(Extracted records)
■ ■ ■ ■

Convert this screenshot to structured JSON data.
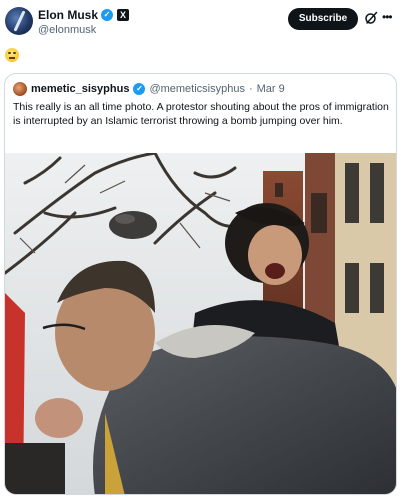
{
  "author": {
    "name": "Elon Musk",
    "handle": "@elonmusk"
  },
  "actions": {
    "subscribe_label": "Subscribe"
  },
  "post": {
    "emoji": "😑"
  },
  "quoted": {
    "name": "memetic_sisyphus",
    "handle": "@memeticsisyphus",
    "separator": "·",
    "date": "Mar 9",
    "text": "This really is an all time photo. A protestor shouting about the pros of immigration is interrupted by an Islamic terrorist throwing a bomb jumping over him."
  },
  "icons": {
    "verified": "verified-badge-icon",
    "affiliate": "x-affiliate-icon",
    "grok": "grok-icon",
    "more": "more-options-icon"
  },
  "colors": {
    "accent": "#1d9bf0",
    "subscribe_bg": "#0f1419",
    "muted_text": "#536471"
  }
}
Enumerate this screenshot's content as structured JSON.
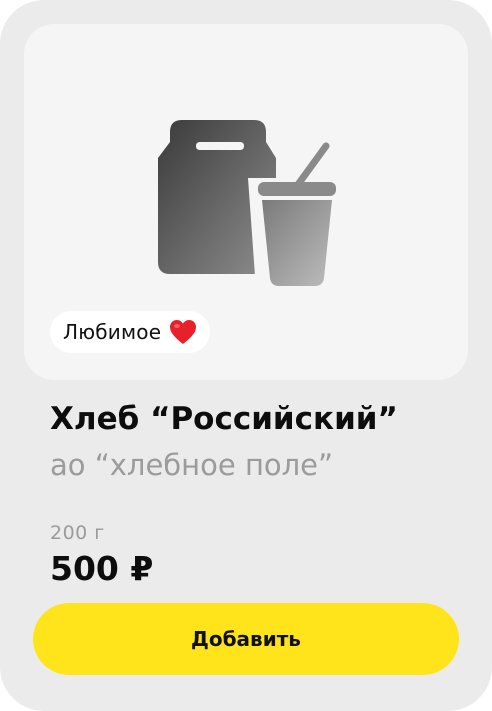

■ ■ ■ ■

The problem | Write the listing out a second time exactly, dropping all images.

Solution to this task |
Convert this screenshot to structured JSON data.
{
  "author": {
    "name": "Elon Musk",
    "handle": "@elonmusk"
  },
  "actions": {
    "subscribe_label": "Subscribe"
  },
  "post": {
    "emoji": "😑"
  },
  "quoted": {
    "name": "memetic_sisyphus",
    "handle": "@memeticsisyphus",
    "separator": "·",
    "date": "Mar 9",
    "text": "This really is an all time photo. A protestor shouting about the pros of immigration is interrupted by an Islamic terrorist throwing a bomb jumping over him."
  },
  "icons": {
    "verified": "verified-badge-icon",
    "affiliate": "x-affiliate-icon",
    "grok": "grok-icon",
    "more": "more-options-icon"
  },
  "colors": {
    "accent": "#1d9bf0",
    "subscribe_bg": "#0f1419",
    "muted_text": "#536471"
  }
}
Enumerate this screenshot's content as structured JSON.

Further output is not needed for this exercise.